- [Exercise task]:
Return the records that follow, matching each one exactly.

>> Start Excerpted records

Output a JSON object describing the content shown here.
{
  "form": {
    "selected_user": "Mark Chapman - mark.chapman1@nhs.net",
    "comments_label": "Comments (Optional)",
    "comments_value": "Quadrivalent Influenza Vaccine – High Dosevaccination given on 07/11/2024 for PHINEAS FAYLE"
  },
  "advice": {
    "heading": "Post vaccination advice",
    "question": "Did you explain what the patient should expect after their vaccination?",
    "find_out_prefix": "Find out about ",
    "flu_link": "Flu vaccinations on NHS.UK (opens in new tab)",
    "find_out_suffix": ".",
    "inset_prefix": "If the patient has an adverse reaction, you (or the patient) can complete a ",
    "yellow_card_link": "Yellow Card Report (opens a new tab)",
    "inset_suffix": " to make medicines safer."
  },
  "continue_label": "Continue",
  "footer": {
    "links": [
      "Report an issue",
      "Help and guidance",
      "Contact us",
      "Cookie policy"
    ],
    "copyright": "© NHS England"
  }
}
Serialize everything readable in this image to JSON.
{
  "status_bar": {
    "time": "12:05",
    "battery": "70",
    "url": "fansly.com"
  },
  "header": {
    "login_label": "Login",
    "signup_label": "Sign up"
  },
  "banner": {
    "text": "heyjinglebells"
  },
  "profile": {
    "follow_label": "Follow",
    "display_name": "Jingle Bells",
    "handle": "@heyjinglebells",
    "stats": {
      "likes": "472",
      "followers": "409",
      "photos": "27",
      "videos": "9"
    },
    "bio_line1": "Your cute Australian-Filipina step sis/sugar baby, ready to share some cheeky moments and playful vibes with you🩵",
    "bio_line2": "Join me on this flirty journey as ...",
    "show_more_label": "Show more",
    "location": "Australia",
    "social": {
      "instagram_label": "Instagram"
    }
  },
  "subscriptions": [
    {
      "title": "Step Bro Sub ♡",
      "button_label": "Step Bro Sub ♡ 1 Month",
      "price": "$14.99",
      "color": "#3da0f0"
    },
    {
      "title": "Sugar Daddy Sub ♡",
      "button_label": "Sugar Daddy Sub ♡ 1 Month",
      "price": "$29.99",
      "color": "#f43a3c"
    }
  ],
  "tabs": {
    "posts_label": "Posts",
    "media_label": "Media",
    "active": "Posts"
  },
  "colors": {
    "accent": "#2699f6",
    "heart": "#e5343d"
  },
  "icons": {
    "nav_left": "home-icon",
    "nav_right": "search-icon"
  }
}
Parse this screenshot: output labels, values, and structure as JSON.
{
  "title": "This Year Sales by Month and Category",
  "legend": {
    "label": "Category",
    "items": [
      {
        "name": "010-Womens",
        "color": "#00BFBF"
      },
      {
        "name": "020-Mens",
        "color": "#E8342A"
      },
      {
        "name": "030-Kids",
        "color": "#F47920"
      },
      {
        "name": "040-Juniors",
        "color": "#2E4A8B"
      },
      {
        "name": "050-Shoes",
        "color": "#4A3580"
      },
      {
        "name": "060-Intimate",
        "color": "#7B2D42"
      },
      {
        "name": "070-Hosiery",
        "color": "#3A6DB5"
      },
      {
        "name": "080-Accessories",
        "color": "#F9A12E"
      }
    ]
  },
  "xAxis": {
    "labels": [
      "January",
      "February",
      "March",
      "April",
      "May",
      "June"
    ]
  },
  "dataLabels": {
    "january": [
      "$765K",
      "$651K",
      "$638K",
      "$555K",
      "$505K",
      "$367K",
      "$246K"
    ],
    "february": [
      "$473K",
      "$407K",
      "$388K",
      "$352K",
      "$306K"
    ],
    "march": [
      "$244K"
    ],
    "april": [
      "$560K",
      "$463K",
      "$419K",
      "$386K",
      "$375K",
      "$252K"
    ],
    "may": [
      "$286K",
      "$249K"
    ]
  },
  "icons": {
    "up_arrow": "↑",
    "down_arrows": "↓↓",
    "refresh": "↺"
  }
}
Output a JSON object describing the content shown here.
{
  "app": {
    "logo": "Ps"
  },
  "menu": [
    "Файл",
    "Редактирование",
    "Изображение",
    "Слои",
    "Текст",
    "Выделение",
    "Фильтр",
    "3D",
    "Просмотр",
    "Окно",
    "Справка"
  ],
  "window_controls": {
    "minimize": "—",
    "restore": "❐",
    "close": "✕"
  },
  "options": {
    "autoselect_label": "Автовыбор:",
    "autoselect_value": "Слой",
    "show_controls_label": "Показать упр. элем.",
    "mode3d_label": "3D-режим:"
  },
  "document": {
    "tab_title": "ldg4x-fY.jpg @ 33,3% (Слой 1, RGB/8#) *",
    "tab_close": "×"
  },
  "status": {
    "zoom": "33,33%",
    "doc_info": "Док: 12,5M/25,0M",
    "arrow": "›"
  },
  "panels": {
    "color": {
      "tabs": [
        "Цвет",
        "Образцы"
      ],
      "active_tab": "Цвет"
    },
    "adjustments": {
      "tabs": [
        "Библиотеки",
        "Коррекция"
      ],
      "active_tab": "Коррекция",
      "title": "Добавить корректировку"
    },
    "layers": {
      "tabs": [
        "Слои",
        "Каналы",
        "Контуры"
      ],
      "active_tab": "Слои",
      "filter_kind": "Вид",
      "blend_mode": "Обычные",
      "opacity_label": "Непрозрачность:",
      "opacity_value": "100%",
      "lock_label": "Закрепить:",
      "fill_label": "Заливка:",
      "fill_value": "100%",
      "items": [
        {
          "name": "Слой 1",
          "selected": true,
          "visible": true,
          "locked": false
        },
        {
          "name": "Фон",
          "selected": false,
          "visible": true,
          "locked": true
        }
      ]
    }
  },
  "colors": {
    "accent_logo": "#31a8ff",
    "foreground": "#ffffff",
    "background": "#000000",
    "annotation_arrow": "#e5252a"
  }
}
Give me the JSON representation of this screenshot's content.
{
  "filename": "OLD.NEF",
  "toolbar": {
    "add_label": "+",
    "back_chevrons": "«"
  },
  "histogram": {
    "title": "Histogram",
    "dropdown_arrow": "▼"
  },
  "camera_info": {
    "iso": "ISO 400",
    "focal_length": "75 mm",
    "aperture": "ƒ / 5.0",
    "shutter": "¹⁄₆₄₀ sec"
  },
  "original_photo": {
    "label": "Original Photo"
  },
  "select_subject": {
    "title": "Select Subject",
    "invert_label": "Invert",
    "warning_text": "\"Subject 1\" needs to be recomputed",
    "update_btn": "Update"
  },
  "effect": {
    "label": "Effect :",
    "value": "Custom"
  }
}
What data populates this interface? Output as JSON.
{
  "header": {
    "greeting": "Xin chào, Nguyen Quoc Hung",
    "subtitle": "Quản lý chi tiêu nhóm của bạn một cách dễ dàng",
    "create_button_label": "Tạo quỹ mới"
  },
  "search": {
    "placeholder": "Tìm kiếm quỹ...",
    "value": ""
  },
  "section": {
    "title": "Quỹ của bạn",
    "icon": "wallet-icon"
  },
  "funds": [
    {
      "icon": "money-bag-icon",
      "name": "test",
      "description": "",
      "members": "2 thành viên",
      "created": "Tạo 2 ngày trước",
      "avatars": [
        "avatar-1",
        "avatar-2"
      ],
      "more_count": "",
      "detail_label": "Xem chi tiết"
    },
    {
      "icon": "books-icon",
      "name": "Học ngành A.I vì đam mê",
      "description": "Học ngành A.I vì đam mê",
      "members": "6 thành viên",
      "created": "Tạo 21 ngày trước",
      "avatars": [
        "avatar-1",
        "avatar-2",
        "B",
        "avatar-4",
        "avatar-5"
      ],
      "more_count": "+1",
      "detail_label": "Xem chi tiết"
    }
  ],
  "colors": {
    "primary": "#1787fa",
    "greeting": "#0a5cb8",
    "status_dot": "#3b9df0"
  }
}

>> End Excerpted records

- [Task result]:
Output a JSON object describing the content shown here.
{
  "form": {
    "selected_user": "Mark Chapman - mark.chapman1@nhs.net",
    "comments_label": "Comments (Optional)",
    "comments_value": "Quadrivalent Influenza Vaccine – High Dosevaccination given on 07/11/2024 for PHINEAS FAYLE"
  },
  "advice": {
    "heading": "Post vaccination advice",
    "question": "Did you explain what the patient should expect after their vaccination?",
    "find_out_prefix": "Find out about ",
    "flu_link": "Flu vaccinations on NHS.UK (opens in new tab)",
    "find_out_suffix": ".",
    "inset_prefix": "If the patient has an adverse reaction, you (or the patient) can complete a ",
    "yellow_card_link": "Yellow Card Report (opens a new tab)",
    "inset_suffix": " to make medicines safer."
  },
  "continue_label": "Continue",
  "footer": {
    "links": [
      "Report an issue",
      "Help and guidance",
      "Contact us",
      "Cookie policy"
    ],
    "copyright": "© NHS England"
  }
}
Serialize everything readable in this image to JSON.
{
  "status_bar": {
    "time": "12:05",
    "battery": "70",
    "url": "fansly.com"
  },
  "header": {
    "login_label": "Login",
    "signup_label": "Sign up"
  },
  "banner": {
    "text": "heyjinglebells"
  },
  "profile": {
    "follow_label": "Follow",
    "display_name": "Jingle Bells",
    "handle": "@heyjinglebells",
    "stats": {
      "likes": "472",
      "followers": "409",
      "photos": "27",
      "videos": "9"
    },
    "bio_line1": "Your cute Australian-Filipina step sis/sugar baby, ready to share some cheeky moments and playful vibes with you🩵",
    "bio_line2": "Join me on this flirty journey as ...",
    "show_more_label": "Show more",
    "location": "Australia",
    "social": {
      "instagram_label": "Instagram"
    }
  },
  "subscriptions": [
    {
      "title": "Step Bro Sub ♡",
      "button_label": "Step Bro Sub ♡ 1 Month",
      "price": "$14.99",
      "color": "#3da0f0"
    },
    {
      "title": "Sugar Daddy Sub ♡",
      "button_label": "Sugar Daddy Sub ♡ 1 Month",
      "price": "$29.99",
      "color": "#f43a3c"
    }
  ],
  "tabs": {
    "posts_label": "Posts",
    "media_label": "Media",
    "active": "Posts"
  },
  "colors": {
    "accent": "#2699f6",
    "heart": "#e5343d"
  },
  "icons": {
    "nav_left": "home-icon",
    "nav_right": "search-icon"
  }
}
Parse this screenshot: output labels, values, and structure as JSON.
{
  "title": "This Year Sales by Month and Category",
  "legend": {
    "label": "Category",
    "items": [
      {
        "name": "010-Womens",
        "color": "#00BFBF"
      },
      {
        "name": "020-Mens",
        "color": "#E8342A"
      },
      {
        "name": "030-Kids",
        "color": "#F47920"
      },
      {
        "name": "040-Juniors",
        "color": "#2E4A8B"
      },
      {
        "name": "050-Shoes",
        "color": "#4A3580"
      },
      {
        "name": "060-Intimate",
        "color": "#7B2D42"
      },
      {
        "name": "070-Hosiery",
        "color": "#3A6DB5"
      },
      {
        "name": "080-Accessories",
        "color": "#F9A12E"
      }
    ]
  },
  "xAxis": {
    "labels": [
      "January",
      "February",
      "March",
      "April",
      "May",
      "June"
    ]
  },
  "dataLabels": {
    "january": [
      "$765K",
      "$651K",
      "$638K",
      "$555K",
      "$505K",
      "$367K",
      "$246K"
    ],
    "february": [
      "$473K",
      "$407K",
      "$388K",
      "$352K",
      "$306K"
    ],
    "march": [
      "$244K"
    ],
    "april": [
      "$560K",
      "$463K",
      "$419K",
      "$386K",
      "$375K",
      "$252K"
    ],
    "may": [
      "$286K",
      "$249K"
    ]
  },
  "icons": {
    "up_arrow": "↑",
    "down_arrows": "↓↓",
    "refresh": "↺"
  }
}
Output a JSON object describing the content shown here.
{
  "app": {
    "logo": "Ps"
  },
  "menu": [
    "Файл",
    "Редактирование",
    "Изображение",
    "Слои",
    "Текст",
    "Выделение",
    "Фильтр",
    "3D",
    "Просмотр",
    "Окно",
    "Справка"
  ],
  "window_controls": {
    "minimize": "—",
    "restore": "❐",
    "close": "✕"
  },
  "options": {
    "autoselect_label": "Автовыбор:",
    "autoselect_value": "Слой",
    "show_controls_label": "Показать упр. элем.",
    "mode3d_label": "3D-режим:"
  },
  "document": {
    "tab_title": "ldg4x-fY.jpg @ 33,3% (Слой 1, RGB/8#) *",
    "tab_close": "×"
  },
  "status": {
    "zoom": "33,33%",
    "doc_info": "Док: 12,5M/25,0M",
    "arrow": "›"
  },
  "panels": {
    "color": {
      "tabs": [
        "Цвет",
        "Образцы"
      ],
      "active_tab": "Цвет"
    },
    "adjustments": {
      "tabs": [
        "Библиотеки",
        "Коррекция"
      ],
      "active_tab": "Коррекция",
      "title": "Добавить корректировку"
    },
    "layers": {
      "tabs": [
        "Слои",
        "Каналы",
        "Контуры"
      ],
      "active_tab": "Слои",
      "filter_kind": "Вид",
      "blend_mode": "Обычные",
      "opacity_label": "Непрозрачность:",
      "opacity_value": "100%",
      "lock_label": "Закрепить:",
      "fill_label": "Заливка:",
      "fill_value": "100%",
      "items": [
        {
          "name": "Слой 1",
          "selected": true,
          "visible": true,
          "locked": false
        },
        {
          "name": "Фон",
          "selected": false,
          "visible": true,
          "locked": true
        }
      ]
    }
  },
  "colors": {
    "accent_logo": "#31a8ff",
    "foreground": "#ffffff",
    "background": "#000000",
    "annotation_arrow": "#e5252a"
  }
}
Give me the JSON representation of this screenshot's content.
{
  "filename": "OLD.NEF",
  "toolbar": {
    "add_label": "+",
    "back_chevrons": "«"
  },
  "histogram": {
    "title": "Histogram",
    "dropdown_arrow": "▼"
  },
  "camera_info": {
    "iso": "ISO 400",
    "focal_length": "75 mm",
    "aperture": "ƒ / 5.0",
    "shutter": "¹⁄₆₄₀ sec"
  },
  "original_photo": {
    "label": "Original Photo"
  },
  "select_subject": {
    "title": "Select Subject",
    "invert_label": "Invert",
    "warning_text": "\"Subject 1\" needs to be recomputed",
    "update_btn": "Update"
  },
  "effect": {
    "label": "Effect :",
    "value": "Custom"
  }
}
What data populates this interface? Output as JSON.
{
  "header": {
    "greeting": "Xin chào, Nguyen Quoc Hung",
    "subtitle": "Quản lý chi tiêu nhóm của bạn một cách dễ dàng",
    "create_button_label": "Tạo quỹ mới"
  },
  "search": {
    "placeholder": "Tìm kiếm quỹ...",
    "value": ""
  },
  "section": {
    "title": "Quỹ của bạn",
    "icon": "wallet-icon"
  },
  "funds": [
    {
      "icon": "money-bag-icon",
      "name": "test",
      "description": "",
      "members": "2 thành viên",
      "created": "Tạo 2 ngày trước",
      "avatars": [
        "avatar-1",
        "avatar-2"
      ],
      "more_count": "",
      "detail_label": "Xem chi tiết"
    },
    {
      "icon": "books-icon",
      "name": "Học ngành A.I vì đam mê",
      "description": "Học ngành A.I vì đam mê",
      "members": "6 thành viên",
      "created": "Tạo 21 ngày trước",
      "avatars": [
        "avatar-1",
        "avatar-2",
        "B",
        "avatar-4",
        "avatar-5"
      ],
      "more_count": "+1",
      "detail_label": "Xem chi tiết"
    }
  ],
  "colors": {
    "primary": "#1787fa",
    "greeting": "#0a5cb8",
    "status_dot": "#3b9df0"
  }
}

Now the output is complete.